◆ WHAT NEEDS TO BE DONE
Search the material for the string "support" and copy each line where it occurs.

(Collected data)
-=-=-=-=-
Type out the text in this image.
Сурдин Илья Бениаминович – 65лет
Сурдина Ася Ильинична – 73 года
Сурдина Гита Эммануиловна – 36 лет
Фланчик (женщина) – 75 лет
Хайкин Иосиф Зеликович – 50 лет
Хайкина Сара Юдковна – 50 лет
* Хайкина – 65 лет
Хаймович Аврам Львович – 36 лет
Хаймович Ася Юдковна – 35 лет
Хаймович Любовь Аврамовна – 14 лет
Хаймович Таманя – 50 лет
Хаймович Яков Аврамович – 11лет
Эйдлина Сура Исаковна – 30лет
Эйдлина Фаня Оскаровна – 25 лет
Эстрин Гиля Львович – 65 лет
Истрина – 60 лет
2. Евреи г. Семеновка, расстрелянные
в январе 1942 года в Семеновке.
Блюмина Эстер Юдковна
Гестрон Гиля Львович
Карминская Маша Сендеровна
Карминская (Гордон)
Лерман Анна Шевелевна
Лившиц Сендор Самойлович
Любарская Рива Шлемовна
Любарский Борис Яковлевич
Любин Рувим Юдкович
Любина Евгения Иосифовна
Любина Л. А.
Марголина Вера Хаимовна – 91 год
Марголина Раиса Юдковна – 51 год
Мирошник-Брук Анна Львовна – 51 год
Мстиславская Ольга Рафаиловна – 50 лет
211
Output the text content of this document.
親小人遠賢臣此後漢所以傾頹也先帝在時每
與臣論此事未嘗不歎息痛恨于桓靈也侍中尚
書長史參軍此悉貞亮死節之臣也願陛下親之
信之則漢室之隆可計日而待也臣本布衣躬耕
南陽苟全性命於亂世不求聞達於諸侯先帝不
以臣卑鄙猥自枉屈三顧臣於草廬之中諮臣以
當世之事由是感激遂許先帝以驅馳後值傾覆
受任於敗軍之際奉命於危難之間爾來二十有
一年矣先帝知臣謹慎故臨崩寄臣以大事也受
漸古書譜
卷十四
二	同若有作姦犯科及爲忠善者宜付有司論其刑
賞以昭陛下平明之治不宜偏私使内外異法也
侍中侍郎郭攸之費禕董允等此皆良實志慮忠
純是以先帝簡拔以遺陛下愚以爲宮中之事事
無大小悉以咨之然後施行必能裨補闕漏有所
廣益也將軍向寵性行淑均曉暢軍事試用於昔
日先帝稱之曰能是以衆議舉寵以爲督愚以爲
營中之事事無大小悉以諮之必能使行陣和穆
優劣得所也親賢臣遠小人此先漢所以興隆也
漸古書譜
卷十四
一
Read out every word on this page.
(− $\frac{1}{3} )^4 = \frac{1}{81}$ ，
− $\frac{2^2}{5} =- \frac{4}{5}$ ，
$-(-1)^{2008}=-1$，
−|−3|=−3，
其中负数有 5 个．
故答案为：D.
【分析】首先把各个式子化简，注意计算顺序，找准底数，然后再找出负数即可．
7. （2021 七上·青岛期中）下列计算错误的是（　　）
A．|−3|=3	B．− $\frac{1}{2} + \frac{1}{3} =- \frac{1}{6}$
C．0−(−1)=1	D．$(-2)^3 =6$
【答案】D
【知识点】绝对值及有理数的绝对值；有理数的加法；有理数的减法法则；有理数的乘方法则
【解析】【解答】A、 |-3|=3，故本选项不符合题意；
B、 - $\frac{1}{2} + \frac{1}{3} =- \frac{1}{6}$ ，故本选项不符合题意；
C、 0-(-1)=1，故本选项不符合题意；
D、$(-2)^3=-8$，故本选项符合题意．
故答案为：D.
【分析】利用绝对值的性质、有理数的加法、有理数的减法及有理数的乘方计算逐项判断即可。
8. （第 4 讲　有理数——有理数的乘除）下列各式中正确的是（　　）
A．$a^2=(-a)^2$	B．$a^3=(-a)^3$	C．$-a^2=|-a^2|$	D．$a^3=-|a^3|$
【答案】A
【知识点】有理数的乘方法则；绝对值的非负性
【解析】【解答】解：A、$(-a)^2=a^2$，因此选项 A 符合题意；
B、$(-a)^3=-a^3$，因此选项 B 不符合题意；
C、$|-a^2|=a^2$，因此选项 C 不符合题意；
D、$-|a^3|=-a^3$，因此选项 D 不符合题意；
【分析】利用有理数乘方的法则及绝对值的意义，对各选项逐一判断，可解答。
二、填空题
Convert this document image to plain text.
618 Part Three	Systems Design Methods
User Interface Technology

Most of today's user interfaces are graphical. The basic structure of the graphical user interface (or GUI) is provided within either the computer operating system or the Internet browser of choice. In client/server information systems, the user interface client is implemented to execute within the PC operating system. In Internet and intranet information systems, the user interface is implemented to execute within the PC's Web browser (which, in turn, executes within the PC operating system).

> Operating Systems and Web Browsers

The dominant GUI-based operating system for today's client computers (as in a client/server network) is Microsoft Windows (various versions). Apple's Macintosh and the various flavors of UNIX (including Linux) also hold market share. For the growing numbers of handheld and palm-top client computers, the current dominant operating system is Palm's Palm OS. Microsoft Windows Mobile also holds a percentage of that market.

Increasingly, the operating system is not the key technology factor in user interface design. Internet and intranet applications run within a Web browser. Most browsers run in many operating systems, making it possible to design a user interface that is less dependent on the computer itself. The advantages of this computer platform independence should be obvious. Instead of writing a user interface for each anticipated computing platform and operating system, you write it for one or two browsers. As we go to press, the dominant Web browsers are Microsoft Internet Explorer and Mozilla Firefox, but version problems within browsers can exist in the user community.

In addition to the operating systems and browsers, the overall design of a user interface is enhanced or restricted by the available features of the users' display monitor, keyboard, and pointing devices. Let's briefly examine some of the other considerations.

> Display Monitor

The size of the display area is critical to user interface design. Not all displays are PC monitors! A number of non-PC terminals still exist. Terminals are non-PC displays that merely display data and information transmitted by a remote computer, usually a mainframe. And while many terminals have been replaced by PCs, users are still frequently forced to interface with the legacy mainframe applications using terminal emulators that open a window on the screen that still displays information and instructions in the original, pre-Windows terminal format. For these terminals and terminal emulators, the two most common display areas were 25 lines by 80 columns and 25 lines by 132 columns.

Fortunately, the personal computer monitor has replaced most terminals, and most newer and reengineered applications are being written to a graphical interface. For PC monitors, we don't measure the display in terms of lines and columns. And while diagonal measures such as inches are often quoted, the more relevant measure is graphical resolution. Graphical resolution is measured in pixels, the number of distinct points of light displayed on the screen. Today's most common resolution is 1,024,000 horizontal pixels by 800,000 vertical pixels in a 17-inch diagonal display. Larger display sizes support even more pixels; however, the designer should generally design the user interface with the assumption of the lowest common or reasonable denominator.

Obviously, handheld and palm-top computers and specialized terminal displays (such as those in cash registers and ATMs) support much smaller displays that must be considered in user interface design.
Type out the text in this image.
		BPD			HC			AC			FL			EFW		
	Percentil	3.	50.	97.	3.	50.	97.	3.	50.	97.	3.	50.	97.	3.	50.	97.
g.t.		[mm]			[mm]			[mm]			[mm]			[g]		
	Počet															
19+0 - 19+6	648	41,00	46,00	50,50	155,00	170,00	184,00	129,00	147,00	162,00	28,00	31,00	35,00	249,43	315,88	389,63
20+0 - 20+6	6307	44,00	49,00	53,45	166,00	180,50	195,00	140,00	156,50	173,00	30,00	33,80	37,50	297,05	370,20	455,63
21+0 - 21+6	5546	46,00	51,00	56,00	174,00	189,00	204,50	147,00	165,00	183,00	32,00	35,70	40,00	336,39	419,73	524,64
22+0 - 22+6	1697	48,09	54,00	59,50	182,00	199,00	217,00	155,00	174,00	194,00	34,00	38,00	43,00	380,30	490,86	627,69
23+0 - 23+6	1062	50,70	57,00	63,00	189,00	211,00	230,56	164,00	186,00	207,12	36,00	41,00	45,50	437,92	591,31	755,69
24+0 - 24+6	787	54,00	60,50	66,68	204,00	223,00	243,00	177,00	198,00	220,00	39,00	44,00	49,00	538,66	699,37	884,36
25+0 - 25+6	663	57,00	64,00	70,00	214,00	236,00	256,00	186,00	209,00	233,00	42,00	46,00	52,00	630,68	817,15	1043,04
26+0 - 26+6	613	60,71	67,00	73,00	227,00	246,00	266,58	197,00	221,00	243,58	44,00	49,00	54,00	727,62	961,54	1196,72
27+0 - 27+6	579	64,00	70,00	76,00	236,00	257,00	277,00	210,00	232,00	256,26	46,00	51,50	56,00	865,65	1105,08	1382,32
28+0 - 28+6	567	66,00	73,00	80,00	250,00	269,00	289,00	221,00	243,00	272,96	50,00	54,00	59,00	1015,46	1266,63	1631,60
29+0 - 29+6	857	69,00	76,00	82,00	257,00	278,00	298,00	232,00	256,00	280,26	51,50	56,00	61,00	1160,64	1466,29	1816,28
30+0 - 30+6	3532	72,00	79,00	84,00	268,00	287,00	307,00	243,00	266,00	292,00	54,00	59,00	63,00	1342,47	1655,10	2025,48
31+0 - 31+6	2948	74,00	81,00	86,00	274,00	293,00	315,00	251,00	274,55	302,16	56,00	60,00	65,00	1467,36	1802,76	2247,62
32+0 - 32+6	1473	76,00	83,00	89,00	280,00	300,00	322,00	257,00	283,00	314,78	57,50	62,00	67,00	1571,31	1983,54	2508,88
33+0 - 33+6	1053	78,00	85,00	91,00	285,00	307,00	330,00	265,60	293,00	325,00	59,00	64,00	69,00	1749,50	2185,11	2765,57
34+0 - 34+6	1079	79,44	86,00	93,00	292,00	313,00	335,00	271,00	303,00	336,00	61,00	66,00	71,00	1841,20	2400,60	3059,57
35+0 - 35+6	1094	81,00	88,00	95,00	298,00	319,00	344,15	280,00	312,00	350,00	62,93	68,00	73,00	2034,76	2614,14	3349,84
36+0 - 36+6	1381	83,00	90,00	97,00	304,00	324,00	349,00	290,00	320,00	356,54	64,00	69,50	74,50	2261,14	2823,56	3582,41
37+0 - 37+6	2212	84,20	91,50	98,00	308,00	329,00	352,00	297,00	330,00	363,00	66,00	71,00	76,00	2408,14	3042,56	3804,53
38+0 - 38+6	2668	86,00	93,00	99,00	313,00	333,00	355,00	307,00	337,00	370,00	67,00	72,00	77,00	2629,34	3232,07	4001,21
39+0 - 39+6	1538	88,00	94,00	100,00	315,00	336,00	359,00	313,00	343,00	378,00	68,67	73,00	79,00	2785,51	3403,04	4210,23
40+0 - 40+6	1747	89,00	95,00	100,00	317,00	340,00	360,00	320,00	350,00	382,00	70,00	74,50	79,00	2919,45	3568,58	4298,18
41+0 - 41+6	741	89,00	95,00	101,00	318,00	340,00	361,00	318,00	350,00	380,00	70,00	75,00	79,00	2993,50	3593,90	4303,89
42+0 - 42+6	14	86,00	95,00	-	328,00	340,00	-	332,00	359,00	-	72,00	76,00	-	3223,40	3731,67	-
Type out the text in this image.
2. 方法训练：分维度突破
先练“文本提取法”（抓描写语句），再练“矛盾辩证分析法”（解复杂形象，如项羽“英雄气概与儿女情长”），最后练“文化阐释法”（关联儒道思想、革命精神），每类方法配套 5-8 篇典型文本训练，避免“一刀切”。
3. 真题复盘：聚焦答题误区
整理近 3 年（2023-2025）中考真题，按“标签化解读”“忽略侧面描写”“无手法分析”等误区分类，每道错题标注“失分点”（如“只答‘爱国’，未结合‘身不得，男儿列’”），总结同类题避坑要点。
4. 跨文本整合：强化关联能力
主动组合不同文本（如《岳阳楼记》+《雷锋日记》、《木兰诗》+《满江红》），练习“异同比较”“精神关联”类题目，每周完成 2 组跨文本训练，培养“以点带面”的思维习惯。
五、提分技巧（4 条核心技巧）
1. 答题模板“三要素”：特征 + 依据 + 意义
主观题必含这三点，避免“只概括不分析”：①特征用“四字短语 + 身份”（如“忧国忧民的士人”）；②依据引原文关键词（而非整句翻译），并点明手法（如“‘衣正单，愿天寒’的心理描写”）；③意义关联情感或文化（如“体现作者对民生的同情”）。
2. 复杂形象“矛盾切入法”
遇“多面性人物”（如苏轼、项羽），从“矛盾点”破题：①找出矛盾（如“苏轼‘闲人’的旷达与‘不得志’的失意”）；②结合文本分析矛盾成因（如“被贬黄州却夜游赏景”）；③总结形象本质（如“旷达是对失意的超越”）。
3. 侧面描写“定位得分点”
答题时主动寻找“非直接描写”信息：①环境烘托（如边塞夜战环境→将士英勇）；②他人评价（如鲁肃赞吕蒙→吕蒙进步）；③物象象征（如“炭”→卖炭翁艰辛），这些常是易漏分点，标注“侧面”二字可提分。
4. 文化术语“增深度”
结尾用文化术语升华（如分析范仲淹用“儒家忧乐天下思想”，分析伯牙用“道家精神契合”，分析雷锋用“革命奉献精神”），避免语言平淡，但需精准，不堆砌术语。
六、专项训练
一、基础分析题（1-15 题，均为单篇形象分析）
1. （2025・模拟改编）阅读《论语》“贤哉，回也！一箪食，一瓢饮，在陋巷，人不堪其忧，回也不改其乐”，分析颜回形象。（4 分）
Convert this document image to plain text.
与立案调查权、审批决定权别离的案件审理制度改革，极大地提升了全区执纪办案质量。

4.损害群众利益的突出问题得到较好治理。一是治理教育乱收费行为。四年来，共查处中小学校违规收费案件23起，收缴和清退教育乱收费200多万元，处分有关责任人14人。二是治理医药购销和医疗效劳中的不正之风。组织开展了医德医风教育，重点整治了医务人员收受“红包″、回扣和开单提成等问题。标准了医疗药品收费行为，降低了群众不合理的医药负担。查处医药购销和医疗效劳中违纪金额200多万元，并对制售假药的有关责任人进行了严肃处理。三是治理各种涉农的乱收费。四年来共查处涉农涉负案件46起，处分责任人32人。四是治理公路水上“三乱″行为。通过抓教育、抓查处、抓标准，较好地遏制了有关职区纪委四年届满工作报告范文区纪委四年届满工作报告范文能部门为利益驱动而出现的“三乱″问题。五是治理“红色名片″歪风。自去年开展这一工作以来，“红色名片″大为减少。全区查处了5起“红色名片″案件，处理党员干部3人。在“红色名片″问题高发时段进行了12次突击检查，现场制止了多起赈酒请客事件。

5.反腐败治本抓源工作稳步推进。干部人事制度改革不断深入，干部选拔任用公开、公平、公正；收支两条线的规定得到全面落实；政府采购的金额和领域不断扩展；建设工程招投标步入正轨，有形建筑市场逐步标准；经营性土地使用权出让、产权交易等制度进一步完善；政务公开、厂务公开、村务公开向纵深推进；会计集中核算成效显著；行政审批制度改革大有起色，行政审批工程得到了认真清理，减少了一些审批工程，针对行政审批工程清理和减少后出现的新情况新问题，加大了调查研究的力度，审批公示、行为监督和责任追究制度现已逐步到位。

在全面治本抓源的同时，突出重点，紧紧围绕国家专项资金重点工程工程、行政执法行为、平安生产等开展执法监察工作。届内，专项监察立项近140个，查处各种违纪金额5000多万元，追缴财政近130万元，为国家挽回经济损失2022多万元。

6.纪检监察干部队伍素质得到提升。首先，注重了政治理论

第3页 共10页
-=-=-=-=-
◆ FULL OUTPUT
Fortunately, the personal computer monitor has replaced most terminals, and most newer and reengineered applications are being written to a graphical interface. For PC monitors, we don't measure the display in terms of lines and columns. And while diagonal measures such as inches are often quoted, the more relevant measure is graphical resolution. Graphical resolution is measured in pixels, the number of distinct points of light displayed on the screen. Today's most common resolution is 1,024,000 horizontal pixels by 800,000 vertical pixels in a 17-inch diagonal display. Larger display sizes support even more pixels; however, the designer should generally design the user interface with the assumption of the lowest common or reasonable denominator.
Obviously, handheld and palm-top computers and specialized terminal displays (such as those in cash registers and ATMs) support much smaller displays that must be considered in user interface design.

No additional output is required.